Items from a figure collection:
** Start **

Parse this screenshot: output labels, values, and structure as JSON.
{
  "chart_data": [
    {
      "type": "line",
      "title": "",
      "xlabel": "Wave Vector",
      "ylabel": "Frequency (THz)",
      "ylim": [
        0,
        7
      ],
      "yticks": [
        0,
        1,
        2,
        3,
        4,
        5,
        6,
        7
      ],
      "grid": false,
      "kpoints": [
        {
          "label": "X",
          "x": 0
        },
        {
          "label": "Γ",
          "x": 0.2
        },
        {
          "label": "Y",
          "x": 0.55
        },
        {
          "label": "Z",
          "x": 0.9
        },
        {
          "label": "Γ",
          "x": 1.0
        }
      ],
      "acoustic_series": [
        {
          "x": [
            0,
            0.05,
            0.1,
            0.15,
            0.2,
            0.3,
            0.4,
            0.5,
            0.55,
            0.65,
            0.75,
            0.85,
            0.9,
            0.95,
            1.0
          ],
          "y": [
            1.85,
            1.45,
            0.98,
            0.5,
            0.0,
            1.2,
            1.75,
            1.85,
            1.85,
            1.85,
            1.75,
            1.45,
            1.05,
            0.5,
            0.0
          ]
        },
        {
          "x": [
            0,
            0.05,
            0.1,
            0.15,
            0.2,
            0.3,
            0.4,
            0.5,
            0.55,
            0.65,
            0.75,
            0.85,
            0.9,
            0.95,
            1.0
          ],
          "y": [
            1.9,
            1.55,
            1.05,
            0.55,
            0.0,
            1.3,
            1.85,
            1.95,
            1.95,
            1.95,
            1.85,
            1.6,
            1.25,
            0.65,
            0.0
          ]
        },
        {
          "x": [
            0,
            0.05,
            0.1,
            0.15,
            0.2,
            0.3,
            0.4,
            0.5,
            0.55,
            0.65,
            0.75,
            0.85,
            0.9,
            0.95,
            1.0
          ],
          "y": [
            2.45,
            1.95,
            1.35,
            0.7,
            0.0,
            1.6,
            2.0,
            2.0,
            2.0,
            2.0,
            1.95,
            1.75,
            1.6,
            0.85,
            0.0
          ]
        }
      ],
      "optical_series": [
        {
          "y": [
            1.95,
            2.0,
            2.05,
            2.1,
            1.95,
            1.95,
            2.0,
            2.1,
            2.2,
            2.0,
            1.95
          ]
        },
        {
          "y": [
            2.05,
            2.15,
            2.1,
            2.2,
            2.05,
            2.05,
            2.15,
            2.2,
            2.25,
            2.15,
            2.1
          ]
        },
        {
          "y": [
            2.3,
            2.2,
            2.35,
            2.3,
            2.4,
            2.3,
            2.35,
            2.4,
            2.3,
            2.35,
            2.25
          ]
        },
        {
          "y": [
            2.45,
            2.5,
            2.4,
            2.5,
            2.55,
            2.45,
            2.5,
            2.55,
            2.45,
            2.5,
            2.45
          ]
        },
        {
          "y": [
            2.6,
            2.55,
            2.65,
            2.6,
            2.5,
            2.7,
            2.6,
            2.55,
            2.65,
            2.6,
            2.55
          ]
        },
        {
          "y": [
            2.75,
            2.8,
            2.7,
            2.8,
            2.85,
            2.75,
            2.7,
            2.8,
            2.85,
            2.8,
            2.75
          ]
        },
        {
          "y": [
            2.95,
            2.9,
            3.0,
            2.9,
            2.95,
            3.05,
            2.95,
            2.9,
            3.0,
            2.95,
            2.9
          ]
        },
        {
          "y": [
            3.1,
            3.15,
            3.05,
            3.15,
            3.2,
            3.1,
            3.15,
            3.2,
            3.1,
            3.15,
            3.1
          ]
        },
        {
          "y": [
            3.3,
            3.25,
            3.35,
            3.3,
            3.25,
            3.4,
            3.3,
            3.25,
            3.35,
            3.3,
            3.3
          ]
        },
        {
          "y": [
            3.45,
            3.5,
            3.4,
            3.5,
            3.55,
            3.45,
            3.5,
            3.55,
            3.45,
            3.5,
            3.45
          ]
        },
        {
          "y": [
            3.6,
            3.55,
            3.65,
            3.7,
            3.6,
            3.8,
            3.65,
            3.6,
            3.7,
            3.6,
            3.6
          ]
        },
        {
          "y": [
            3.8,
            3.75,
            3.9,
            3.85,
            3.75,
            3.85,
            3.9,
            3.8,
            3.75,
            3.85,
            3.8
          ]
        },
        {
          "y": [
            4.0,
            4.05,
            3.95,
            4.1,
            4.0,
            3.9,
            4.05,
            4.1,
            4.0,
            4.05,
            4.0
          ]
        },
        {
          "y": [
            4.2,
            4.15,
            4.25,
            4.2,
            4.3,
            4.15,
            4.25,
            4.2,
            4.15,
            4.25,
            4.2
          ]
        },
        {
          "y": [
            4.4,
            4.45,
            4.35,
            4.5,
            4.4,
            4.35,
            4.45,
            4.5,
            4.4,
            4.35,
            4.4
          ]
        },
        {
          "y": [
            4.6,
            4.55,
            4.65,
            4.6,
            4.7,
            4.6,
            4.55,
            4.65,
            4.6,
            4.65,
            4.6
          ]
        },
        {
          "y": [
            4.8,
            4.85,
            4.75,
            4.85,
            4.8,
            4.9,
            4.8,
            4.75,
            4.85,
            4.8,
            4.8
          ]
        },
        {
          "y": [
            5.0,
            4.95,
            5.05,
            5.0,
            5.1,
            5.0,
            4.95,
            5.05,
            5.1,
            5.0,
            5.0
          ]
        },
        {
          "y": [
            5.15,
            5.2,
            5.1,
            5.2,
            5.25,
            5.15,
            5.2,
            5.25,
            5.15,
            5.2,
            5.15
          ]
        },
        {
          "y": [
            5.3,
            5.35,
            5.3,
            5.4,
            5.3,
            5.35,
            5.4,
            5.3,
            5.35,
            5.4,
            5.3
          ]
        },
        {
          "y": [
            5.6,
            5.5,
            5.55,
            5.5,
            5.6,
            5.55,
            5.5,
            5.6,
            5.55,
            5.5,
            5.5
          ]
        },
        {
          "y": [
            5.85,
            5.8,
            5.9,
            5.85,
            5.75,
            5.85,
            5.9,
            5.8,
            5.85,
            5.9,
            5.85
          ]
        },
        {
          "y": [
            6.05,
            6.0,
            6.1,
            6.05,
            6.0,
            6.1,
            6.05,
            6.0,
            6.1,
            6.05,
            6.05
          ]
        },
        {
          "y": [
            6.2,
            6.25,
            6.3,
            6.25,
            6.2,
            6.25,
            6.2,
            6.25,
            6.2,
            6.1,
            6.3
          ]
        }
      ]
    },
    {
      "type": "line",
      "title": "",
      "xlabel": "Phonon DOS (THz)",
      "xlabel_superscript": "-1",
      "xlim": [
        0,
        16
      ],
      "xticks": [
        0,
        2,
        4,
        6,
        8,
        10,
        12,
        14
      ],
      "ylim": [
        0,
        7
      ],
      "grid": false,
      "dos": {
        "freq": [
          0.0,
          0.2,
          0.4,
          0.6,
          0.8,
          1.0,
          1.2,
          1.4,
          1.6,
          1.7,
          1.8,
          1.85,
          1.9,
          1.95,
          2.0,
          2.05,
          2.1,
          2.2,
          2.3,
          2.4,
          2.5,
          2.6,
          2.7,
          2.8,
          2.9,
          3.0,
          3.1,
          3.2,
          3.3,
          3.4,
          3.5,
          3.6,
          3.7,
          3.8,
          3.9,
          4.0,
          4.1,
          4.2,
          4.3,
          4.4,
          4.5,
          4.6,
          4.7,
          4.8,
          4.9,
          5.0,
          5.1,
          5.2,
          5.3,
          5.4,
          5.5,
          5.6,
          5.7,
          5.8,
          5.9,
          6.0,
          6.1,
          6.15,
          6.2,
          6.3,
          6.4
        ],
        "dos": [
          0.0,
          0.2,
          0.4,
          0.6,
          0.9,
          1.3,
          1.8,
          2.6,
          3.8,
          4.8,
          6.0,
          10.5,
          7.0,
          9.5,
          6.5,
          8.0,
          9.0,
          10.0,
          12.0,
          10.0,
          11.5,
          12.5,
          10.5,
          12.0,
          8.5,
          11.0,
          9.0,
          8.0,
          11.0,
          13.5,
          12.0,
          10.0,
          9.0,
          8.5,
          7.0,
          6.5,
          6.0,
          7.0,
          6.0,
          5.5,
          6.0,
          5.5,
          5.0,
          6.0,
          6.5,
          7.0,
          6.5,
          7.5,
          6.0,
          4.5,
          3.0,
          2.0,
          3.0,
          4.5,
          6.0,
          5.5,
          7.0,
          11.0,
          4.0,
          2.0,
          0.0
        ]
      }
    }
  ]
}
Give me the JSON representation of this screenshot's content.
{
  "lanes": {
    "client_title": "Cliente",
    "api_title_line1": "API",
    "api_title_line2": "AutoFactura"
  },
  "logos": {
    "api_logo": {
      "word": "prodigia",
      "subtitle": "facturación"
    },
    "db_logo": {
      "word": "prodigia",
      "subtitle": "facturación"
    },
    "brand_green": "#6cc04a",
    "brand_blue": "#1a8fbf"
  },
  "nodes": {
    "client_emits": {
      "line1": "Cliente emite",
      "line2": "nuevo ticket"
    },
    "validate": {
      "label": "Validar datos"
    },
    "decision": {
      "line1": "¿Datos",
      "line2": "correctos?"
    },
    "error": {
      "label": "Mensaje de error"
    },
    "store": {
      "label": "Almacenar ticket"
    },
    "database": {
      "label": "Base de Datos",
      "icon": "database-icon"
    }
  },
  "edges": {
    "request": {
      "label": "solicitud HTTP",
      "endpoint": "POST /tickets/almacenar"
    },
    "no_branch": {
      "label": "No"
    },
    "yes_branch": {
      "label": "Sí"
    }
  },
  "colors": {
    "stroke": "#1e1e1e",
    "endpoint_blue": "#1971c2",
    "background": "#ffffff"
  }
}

** End **

Objective =>
Nothing outside the span should appear: transcribe the lines from the one containing "Give me the" through the last line of the records.

Answer to this problem =>
Give me the JSON representation of this screenshot's content.
{
  "lanes": {
    "client_title": "Cliente",
    "api_title_line1": "API",
    "api_title_line2": "AutoFactura"
  },
  "logos": {
    "api_logo": {
      "word": "prodigia",
      "subtitle": "facturación"
    },
    "db_logo": {
      "word": "prodigia",
      "subtitle": "facturación"
    },
    "brand_green": "#6cc04a",
    "brand_blue": "#1a8fbf"
  },
  "nodes": {
    "client_emits": {
      "line1": "Cliente emite",
      "line2": "nuevo ticket"
    },
    "validate": {
      "label": "Validar datos"
    },
    "decision": {
      "line1": "¿Datos",
      "line2": "correctos?"
    },
    "error": {
      "label": "Mensaje de error"
    },
    "store": {
      "label": "Almacenar ticket"
    },
    "database": {
      "label": "Base de Datos",
      "icon": "database-icon"
    }
  },
  "edges": {
    "request": {
      "label": "solicitud HTTP",
      "endpoint": "POST /tickets/almacenar"
    },
    "no_branch": {
      "label": "No"
    },
    "yes_branch": {
      "label": "Sí"
    }
  },
  "colors": {
    "stroke": "#1e1e1e",
    "endpoint_blue": "#1971c2",
    "background": "#ffffff"
  }
}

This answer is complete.